[Data records]

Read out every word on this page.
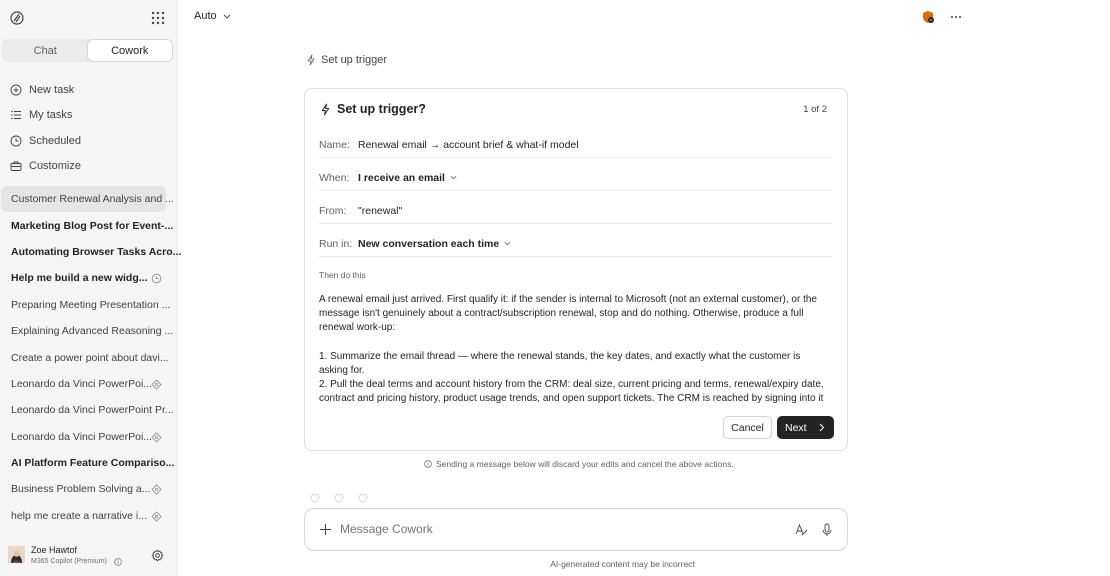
Chat	Cowork
New task
My tasks
Scheduled
Customize
Customer Renewal Analysis and ...
Marketing Blog Post for Event-...
Automating Browser Tasks Acro...
Help me build a new widg...
Preparing Meeting Presentation ...
Explaining Advanced Reasoning ...
Create a power point about davi...
Leonardo da Vinci PowerPoi...
Leonardo da Vinci PowerPoint Pr...
Leonardo da Vinci PowerPoi...
AI Platform Feature Compariso...
Business Problem Solving a...
help me create a narrative i...
Zoe Hawtof
M365 Copilot (Premium)
Auto
Set up trigger
Set up trigger?	1 of 2
Name: Renewal email → account brief & what-if model
When: I receive an email
From:	"renewal"
Run in: New conversation each time
Then do this

A renewal email just arrived. First qualify it: if the sender is internal to Microsoft (not an external customer), or the message isn't genuinely about a contract/subscription renewal, stop and do nothing. Otherwise, produce a full renewal work-up:

1. Summarize the email thread — where the renewal stands, the key dates, and exactly what the customer is asking for.

2. Pull the deal terms and account history from the CRM: deal size, current pricing and terms, renewal/expiry date, contract and pricing history, product usage trends, and open support tickets. The CRM is reached by signing into it

Cancel	Next
Sending a message below will discard your edits and cancel the above actions.
Message Cowork
AI-generated content may be incorrect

▶ _Instructions to follow_
All of the material above needs to be restated exactly, with no pictures.

▶ _Final result_
Read out every word on this page.
Chat	Cowork
New task
My tasks
Scheduled
Customize
Customer Renewal Analysis and ...
Marketing Blog Post for Event-...
Automating Browser Tasks Acro...
Help me build a new widg...
Preparing Meeting Presentation ...
Explaining Advanced Reasoning ...
Create a power point about davi...
Leonardo da Vinci PowerPoi...
Leonardo da Vinci PowerPoint Pr...
Leonardo da Vinci PowerPoi...
AI Platform Feature Compariso...
Business Problem Solving a...
help me create a narrative i...
Zoe Hawtof
M365 Copilot (Premium)
Auto
Set up trigger
Set up trigger?	1 of 2
Name: Renewal email → account brief & what-if model
When: I receive an email
From:	"renewal"
Run in: New conversation each time
Then do this

A renewal email just arrived. First qualify it: if the sender is internal to Microsoft (not an external customer), or the message isn't genuinely about a contract/subscription renewal, stop and do nothing. Otherwise, produce a full renewal work-up:

1. Summarize the email thread — where the renewal stands, the key dates, and exactly what the customer is asking for.

2. Pull the deal terms and account history from the CRM: deal size, current pricing and terms, renewal/expiry date, contract and pricing history, product usage trends, and open support tickets. The CRM is reached by signing into it

Cancel	Next
Sending a message below will discard your edits and cancel the above actions.
Message Cowork
AI-generated content may be incorrect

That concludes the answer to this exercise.